- [DIRECTIVE] In the listing below, identify each line with the word "object" and return those lines.
* BEGIN INPUT *
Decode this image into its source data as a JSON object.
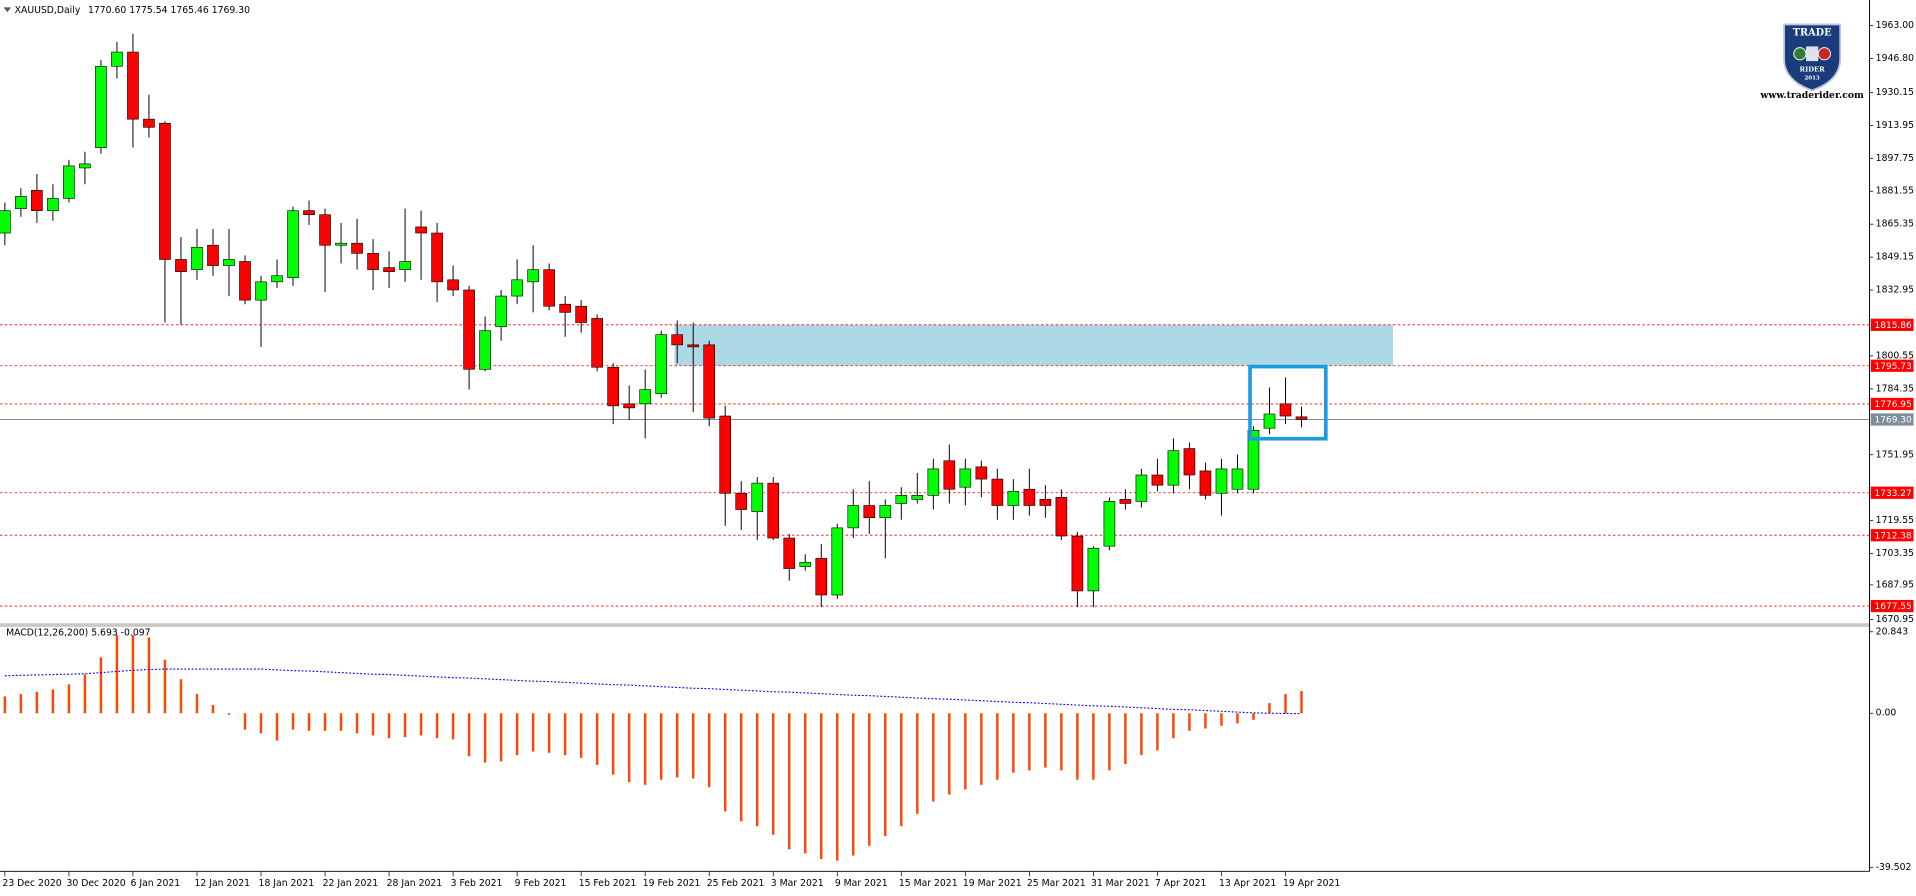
* END INPUT *
* BEGIN INPUT *
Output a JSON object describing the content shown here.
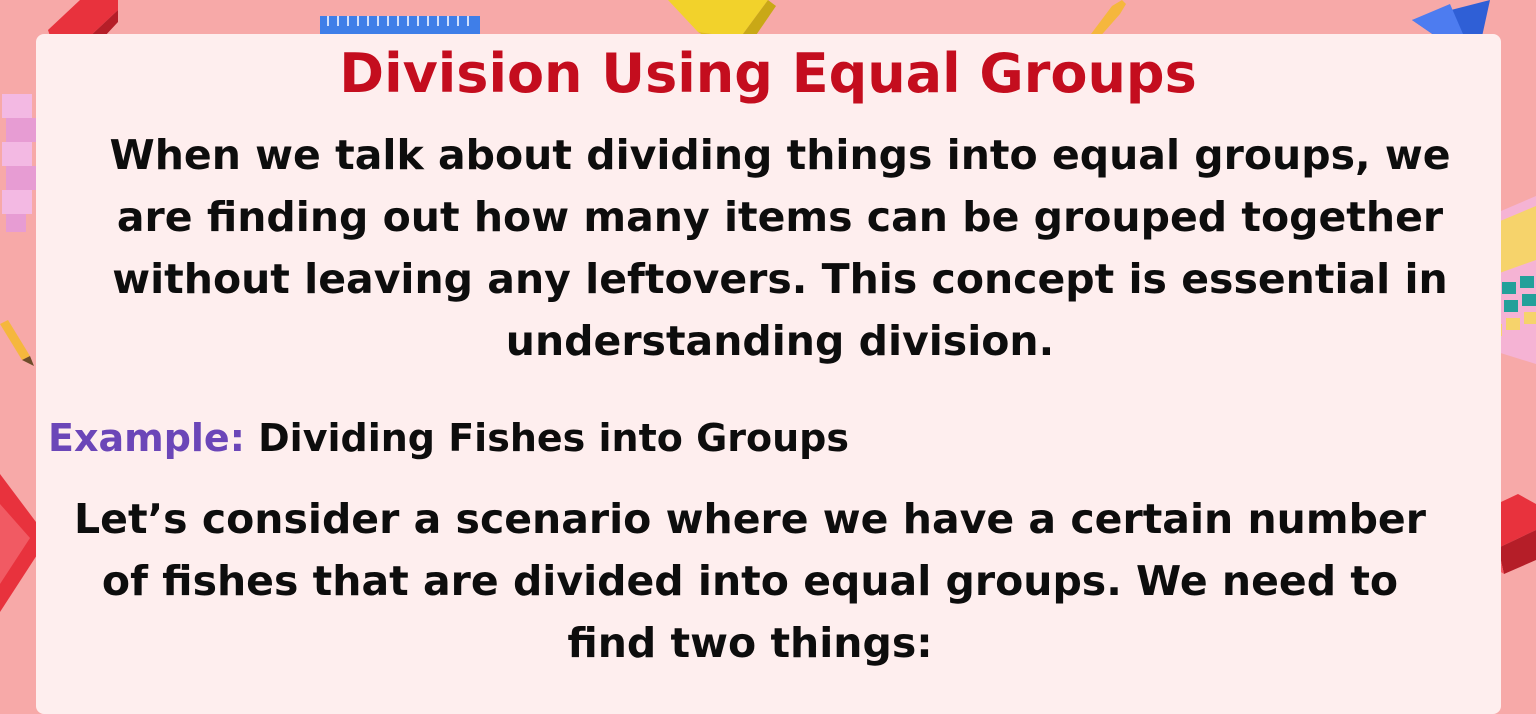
* END INPUT *
* BEGIN INPUT *
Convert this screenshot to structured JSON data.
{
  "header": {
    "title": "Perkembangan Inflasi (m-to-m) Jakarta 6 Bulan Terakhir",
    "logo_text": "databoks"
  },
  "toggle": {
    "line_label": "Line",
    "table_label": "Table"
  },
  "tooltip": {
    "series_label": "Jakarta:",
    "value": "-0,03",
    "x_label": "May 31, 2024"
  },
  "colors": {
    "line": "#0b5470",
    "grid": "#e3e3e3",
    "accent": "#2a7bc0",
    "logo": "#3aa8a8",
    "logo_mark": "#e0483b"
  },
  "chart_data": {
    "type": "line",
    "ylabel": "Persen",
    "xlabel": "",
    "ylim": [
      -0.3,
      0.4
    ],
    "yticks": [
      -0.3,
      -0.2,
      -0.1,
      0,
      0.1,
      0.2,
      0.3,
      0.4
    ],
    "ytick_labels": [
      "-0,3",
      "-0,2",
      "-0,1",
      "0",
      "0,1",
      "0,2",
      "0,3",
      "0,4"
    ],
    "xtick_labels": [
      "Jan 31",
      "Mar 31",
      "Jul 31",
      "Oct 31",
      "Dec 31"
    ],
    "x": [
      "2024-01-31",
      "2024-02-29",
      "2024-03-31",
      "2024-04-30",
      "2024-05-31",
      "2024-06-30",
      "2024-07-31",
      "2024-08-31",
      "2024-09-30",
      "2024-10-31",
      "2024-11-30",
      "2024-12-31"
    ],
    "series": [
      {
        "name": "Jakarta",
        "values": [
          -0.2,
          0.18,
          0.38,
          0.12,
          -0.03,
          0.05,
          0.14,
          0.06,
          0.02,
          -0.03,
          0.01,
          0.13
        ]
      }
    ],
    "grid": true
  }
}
* END INPUT *
- [OUTPUT OF THE EXERCISE]
Decode this image into its source data as a JSON object.
Output a JSON object describing the content shown here.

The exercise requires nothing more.